**Short problem:** Can you transcribe every entry word for word, skipping the images?

(Stored data)
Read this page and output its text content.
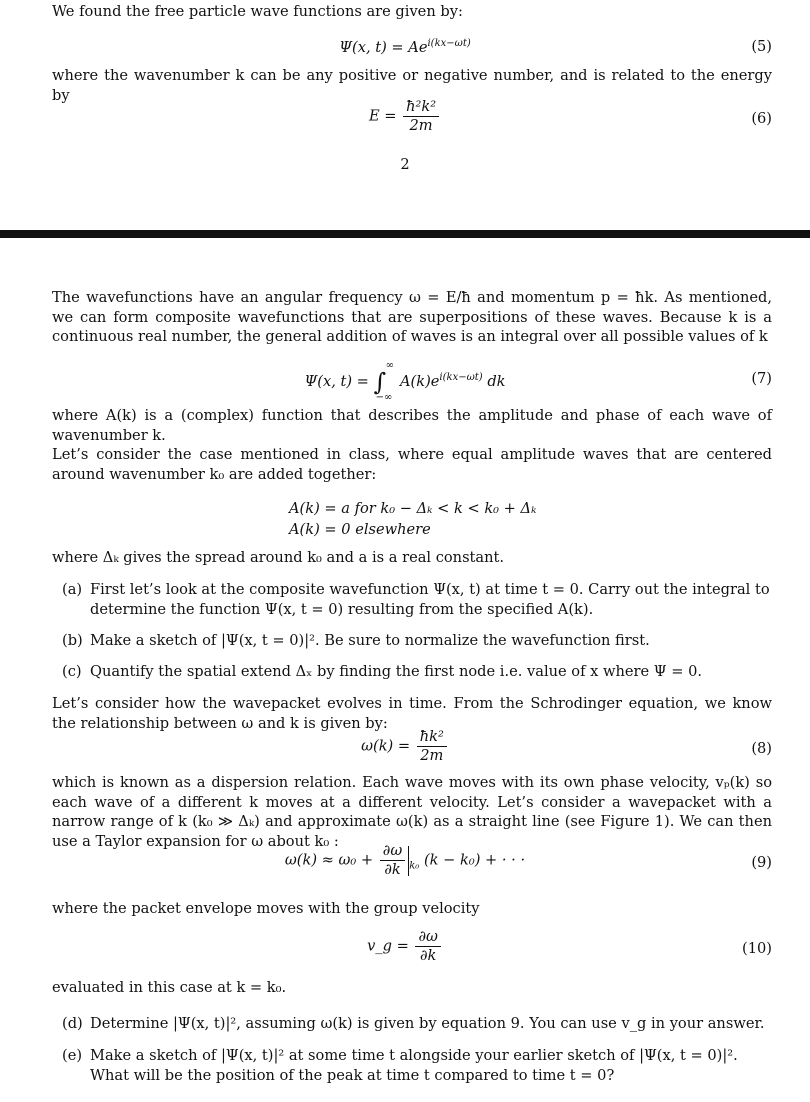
We found the free particle wave functions are given by:
Ψ(x, $t) = Ae^{i(kx-\omega t)}$	(5)
where the wavenumber k can be any positive or negative number, and is related to the energy by
$E = \frac{\text{ħ²k²}}{2m}$	(6)
2
The wavefunctions have an angular frequency ω = E/ħ and momentum p = ħk. As mentioned, we can form composite wavefunctions that are superpositions of these waves. Because k is a continuous real number, the general addition of waves is an integral over all possible values of k
Ψ(x, t) = ∫
∞
−∞
$A(k)e^{i(kx-\omega t)}$ dk	(7)
where A(k) is a (complex) function that describes the amplitude and phase of each wave of wavenumber k.
Let’s consider the case mentioned in class, where equal amplitude waves that are centered around wavenumber k₀ are added together:
A(k) = a for k₀ − Δₖ < k < k₀ + Δₖ
A(k) = 0 elsewhere
where Δₖ gives the spread around k₀ and a is a real constant.
(a) First let’s look at the composite wavefunction Ψ(x, t) at time t = 0. Carry out the integral to determine the function Ψ(x, t = 0) resulting from the specified A(k).
(b) Make a sketch of |Ψ(x, t = 0)|². Be sure to normalize the wavefunction first.
(c) Quantify the spatial extend Δₓ by finding the first node i.e. value of x where Ψ = 0.
Let’s consider how the wavepacket evolves in time. From the Schrodinger equation, we know the relationship between ω and k is given by:
$\omega(k) = \frac{\text{ħk²}}{2m}$	(8)
which is known as a dispersion relation. Each wave moves with its own phase velocity, vₚ(k) so each wave of a different k moves at a different velocity. Let’s consider a wavepacket with a narrow range of k (k₀ ≫ Δₖ) and approximate ω(k) as a straight line (see Figure 1). We can then use a Taylor expansion for ω about k₀ :
$\omega(k) \approx \omega_0 + \frac{\partial\omega}{\partial k} _{k_0}$ (k − k₀) + · · ·	(9)
where the packet envelope moves with the group velocity
v_g = $\frac{\partial\omega}{\partial k}$	(10)
evaluated in this case at k = k₀.
(d) Determine |Ψ(x, t)|², assuming ω(k) is given by equation 9. You can use v_g in your answer.
(e) Make a sketch of |Ψ(x, t)|² at some time t alongside your earlier sketch of |Ψ(x, t = 0)|². What will be the position of the peak at time t compared to time t = 0?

**Response below:**
Read this page and output its text content.
We found the free particle wave functions are given by:
Ψ(x, $t) = Ae^{i(kx-\omega t)}$	(5)
where the wavenumber k can be any positive or negative number, and is related to the energy by
$E = \frac{\text{ħ²k²}}{2m}$	(6)
2
The wavefunctions have an angular frequency ω = E/ħ and momentum p = ħk. As mentioned, we can form composite wavefunctions that are superpositions of these waves. Because k is a continuous real number, the general addition of waves is an integral over all possible values of k
Ψ(x, t) = ∫
∞
−∞
$A(k)e^{i(kx-\omega t)}$ dk	(7)
where A(k) is a (complex) function that describes the amplitude and phase of each wave of wavenumber k.
Let’s consider the case mentioned in class, where equal amplitude waves that are centered around wavenumber k₀ are added together:
A(k) = a for k₀ − Δₖ < k < k₀ + Δₖ
A(k) = 0 elsewhere
where Δₖ gives the spread around k₀ and a is a real constant.
(a) First let’s look at the composite wavefunction Ψ(x, t) at time t = 0. Carry out the integral to determine the function Ψ(x, t = 0) resulting from the specified A(k).
(b) Make a sketch of |Ψ(x, t = 0)|². Be sure to normalize the wavefunction first.
(c) Quantify the spatial extend Δₓ by finding the first node i.e. value of x where Ψ = 0.
Let’s consider how the wavepacket evolves in time. From the Schrodinger equation, we know the relationship between ω and k is given by:
$\omega(k) = \frac{\text{ħk²}}{2m}$	(8)
which is known as a dispersion relation. Each wave moves with its own phase velocity, vₚ(k) so each wave of a different k moves at a different velocity. Let’s consider a wavepacket with a narrow range of k (k₀ ≫ Δₖ) and approximate ω(k) as a straight line (see Figure 1). We can then use a Taylor expansion for ω about k₀ :
$\omega(k) \approx \omega_0 + \frac{\partial\omega}{\partial k} _{k_0}$ (k − k₀) + · · ·	(9)
where the packet envelope moves with the group velocity
v_g = $\frac{\partial\omega}{\partial k}$	(10)
evaluated in this case at k = k₀.
(d) Determine |Ψ(x, t)|², assuming ω(k) is given by equation 9. You can use v_g in your answer.
(e) Make a sketch of |Ψ(x, t)|² at some time t alongside your earlier sketch of |Ψ(x, t = 0)|². What will be the position of the peak at time t compared to time t = 0?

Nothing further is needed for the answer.